Data section

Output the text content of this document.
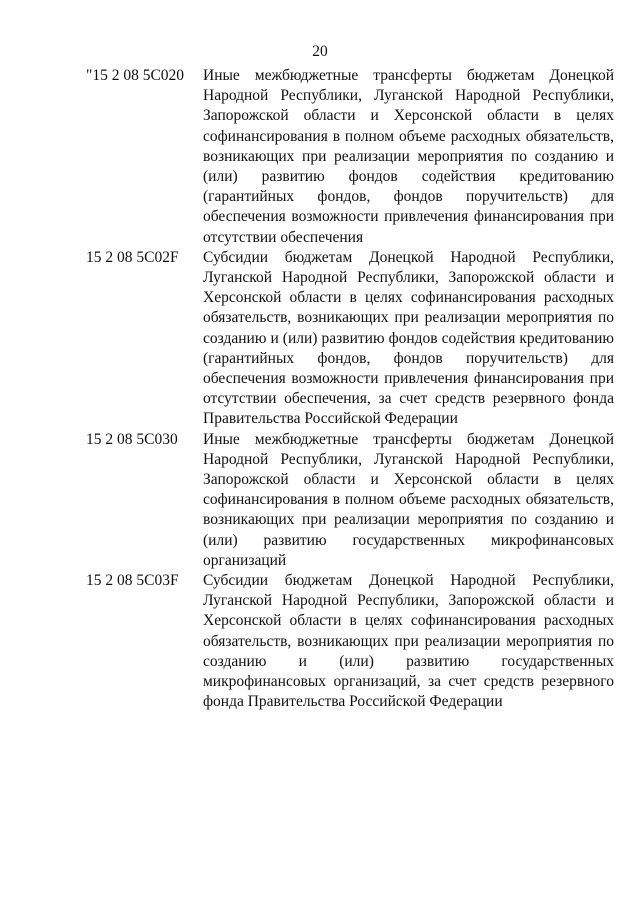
20
"15 2 08 5С020 Иные межбюджетные трансферты бюджетам Донецкой Народной Республики, Луганской Народной Республики, Запорожской области и Херсонской области в целях софинансирования в полном объеме расходных обязательств, возникающих при реализации мероприятия по созданию и (или) развитию фондов содействия кредитованию (гарантийных фондов, фондов поручительств) для обеспечения возможности привлечения финансирования при отсутствии обеспечения

15 2 08 5С02F Субсидии бюджетам Донецкой Народной Республики, Луганской Народной Республики, Запорожской области и Херсонской области в целях софинансирования расходных обязательств, возникающих при реализации мероприятия по созданию и (или) развитию фондов содействия кредитованию (гарантийных фондов, фондов поручительств) для обеспечения возможности привлечения финансирования при отсутствии обеспечения, за счет средств резервного фонда Правительства Российской Федерации

15 2 08 5С030 Иные межбюджетные трансферты бюджетам Донецкой Народной Республики, Луганской Народной Республики, Запорожской области и Херсонской области в целях софинансирования в полном объеме расходных обязательств, возникающих при реализации мероприятия по созданию и (или) развитию государственных микрофинансовых организаций

15 2 08 5С03F Субсидии бюджетам Донецкой Народной Республики, Луганской Народной Республики, Запорожской области и Херсонской области в целях софинансирования расходных обязательств, возникающих при реализации мероприятия по созданию и (или) развитию государственных микрофинансовых организаций, за счет средств резервного фонда Правительства Российской Федерации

Challenge
All the material shown above is to be copied exactly, with no pictures carried over.

Expected answer
Output the text content of this document.
20
"15 2 08 5С020 Иные межбюджетные трансферты бюджетам Донецкой Народной Республики, Луганской Народной Республики, Запорожской области и Херсонской области в целях софинансирования в полном объеме расходных обязательств, возникающих при реализации мероприятия по созданию и (или) развитию фондов содействия кредитованию (гарантийных фондов, фондов поручительств) для обеспечения возможности привлечения финансирования при отсутствии обеспечения

15 2 08 5С02F Субсидии бюджетам Донецкой Народной Республики, Луганской Народной Республики, Запорожской области и Херсонской области в целях софинансирования расходных обязательств, возникающих при реализации мероприятия по созданию и (или) развитию фондов содействия кредитованию (гарантийных фондов, фондов поручительств) для обеспечения возможности привлечения финансирования при отсутствии обеспечения, за счет средств резервного фонда Правительства Российской Федерации

15 2 08 5С030 Иные межбюджетные трансферты бюджетам Донецкой Народной Республики, Луганской Народной Республики, Запорожской области и Херсонской области в целях софинансирования в полном объеме расходных обязательств, возникающих при реализации мероприятия по созданию и (или) развитию государственных микрофинансовых организаций

15 2 08 5С03F Субсидии бюджетам Донецкой Народной Республики, Луганской Народной Республики, Запорожской области и Херсонской области в целях софинансирования расходных обязательств, возникающих при реализации мероприятия по созданию и (или) развитию государственных микрофинансовых организаций, за счет средств резервного фонда Правительства Российской Федерации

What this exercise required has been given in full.